→ Task details
List each line of the data in which the string "label" appears.

→ Data in this exercise
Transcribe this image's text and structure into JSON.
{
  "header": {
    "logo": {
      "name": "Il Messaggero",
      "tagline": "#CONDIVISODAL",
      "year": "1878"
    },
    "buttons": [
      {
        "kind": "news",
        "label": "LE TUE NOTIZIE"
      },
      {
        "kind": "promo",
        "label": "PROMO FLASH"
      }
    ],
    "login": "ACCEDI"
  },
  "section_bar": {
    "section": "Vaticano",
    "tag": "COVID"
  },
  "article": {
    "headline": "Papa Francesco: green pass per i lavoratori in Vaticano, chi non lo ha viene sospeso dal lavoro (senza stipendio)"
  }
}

→ The response
        "label": "LE TUE NOTIZIE"
        "label": "PROMO FLASH"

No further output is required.